-- start --
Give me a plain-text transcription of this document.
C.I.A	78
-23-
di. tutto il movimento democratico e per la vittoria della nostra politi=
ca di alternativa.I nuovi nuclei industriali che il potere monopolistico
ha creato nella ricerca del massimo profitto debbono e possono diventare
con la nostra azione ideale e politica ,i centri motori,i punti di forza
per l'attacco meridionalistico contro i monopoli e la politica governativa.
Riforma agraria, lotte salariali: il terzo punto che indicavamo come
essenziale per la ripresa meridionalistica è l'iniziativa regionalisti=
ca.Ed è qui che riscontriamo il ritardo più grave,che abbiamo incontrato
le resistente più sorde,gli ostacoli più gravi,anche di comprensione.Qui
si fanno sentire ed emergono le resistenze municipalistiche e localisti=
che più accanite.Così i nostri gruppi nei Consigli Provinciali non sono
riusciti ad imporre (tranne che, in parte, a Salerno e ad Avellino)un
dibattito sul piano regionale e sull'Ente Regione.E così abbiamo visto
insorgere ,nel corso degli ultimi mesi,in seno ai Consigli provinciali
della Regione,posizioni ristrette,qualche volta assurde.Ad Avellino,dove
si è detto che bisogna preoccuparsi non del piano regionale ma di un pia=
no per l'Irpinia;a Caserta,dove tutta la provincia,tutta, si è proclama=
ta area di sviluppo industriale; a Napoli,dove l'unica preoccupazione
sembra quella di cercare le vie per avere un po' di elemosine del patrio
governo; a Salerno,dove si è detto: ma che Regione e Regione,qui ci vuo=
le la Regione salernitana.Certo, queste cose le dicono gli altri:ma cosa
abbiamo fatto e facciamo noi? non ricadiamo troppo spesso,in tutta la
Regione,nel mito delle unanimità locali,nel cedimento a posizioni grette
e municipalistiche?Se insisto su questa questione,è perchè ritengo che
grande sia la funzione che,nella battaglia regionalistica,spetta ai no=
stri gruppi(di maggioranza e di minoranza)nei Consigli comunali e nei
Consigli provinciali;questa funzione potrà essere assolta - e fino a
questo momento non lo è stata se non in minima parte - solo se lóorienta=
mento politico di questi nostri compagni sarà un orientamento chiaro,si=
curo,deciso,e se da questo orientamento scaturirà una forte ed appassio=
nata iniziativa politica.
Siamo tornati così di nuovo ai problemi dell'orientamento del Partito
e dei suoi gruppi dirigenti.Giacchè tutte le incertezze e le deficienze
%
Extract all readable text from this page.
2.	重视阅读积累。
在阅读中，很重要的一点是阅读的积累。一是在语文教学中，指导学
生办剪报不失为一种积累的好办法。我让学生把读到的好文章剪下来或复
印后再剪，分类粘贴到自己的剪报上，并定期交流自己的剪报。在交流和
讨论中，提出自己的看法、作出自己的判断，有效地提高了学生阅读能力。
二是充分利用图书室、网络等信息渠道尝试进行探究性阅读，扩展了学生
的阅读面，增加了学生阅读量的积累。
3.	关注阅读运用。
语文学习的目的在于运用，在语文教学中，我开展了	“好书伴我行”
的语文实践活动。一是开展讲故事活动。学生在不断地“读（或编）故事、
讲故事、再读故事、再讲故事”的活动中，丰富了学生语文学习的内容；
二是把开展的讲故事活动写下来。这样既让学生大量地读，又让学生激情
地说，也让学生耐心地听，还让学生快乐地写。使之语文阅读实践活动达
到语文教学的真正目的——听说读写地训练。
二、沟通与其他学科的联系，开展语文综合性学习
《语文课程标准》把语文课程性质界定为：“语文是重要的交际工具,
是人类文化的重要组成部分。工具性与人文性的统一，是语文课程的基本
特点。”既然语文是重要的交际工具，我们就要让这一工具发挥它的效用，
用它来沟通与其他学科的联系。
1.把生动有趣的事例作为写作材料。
-- end --
● What to produce: Gather each line in these records that contains the string "nostra".

● Reply to the task:
di. tutto il movimento democratico e per la vittoria della nostra politi=
con la nostra azione ideale e politica ,i centri motori,i punti di forza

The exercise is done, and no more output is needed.